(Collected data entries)
BEGIN
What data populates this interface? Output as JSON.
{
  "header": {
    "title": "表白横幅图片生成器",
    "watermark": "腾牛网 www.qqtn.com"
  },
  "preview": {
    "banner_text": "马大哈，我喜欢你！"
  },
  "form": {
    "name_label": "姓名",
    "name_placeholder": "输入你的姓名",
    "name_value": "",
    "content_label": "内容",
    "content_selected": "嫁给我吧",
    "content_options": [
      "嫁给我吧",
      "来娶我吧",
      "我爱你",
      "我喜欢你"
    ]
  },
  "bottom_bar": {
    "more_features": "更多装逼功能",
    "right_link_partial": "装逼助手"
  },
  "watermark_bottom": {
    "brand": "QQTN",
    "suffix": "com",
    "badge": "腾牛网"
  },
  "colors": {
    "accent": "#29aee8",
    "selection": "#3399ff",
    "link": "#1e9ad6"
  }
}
END
Each line of the material must be restated exactly.

What data populates this interface? Output as JSON.
{
  "header": {
    "title": "表白横幅图片生成器",
    "watermark": "腾牛网 www.qqtn.com"
  },
  "preview": {
    "banner_text": "马大哈，我喜欢你！"
  },
  "form": {
    "name_label": "姓名",
    "name_placeholder": "输入你的姓名",
    "name_value": "",
    "content_label": "内容",
    "content_selected": "嫁给我吧",
    "content_options": [
      "嫁给我吧",
      "来娶我吧",
      "我爱你",
      "我喜欢你"
    ]
  },
  "bottom_bar": {
    "more_features": "更多装逼功能",
    "right_link_partial": "装逼助手"
  },
  "watermark_bottom": {
    "brand": "QQTN",
    "suffix": "com",
    "badge": "腾牛网"
  },
  "colors": {
    "accent": "#29aee8",
    "selection": "#3399ff",
    "link": "#1e9ad6"
  }
}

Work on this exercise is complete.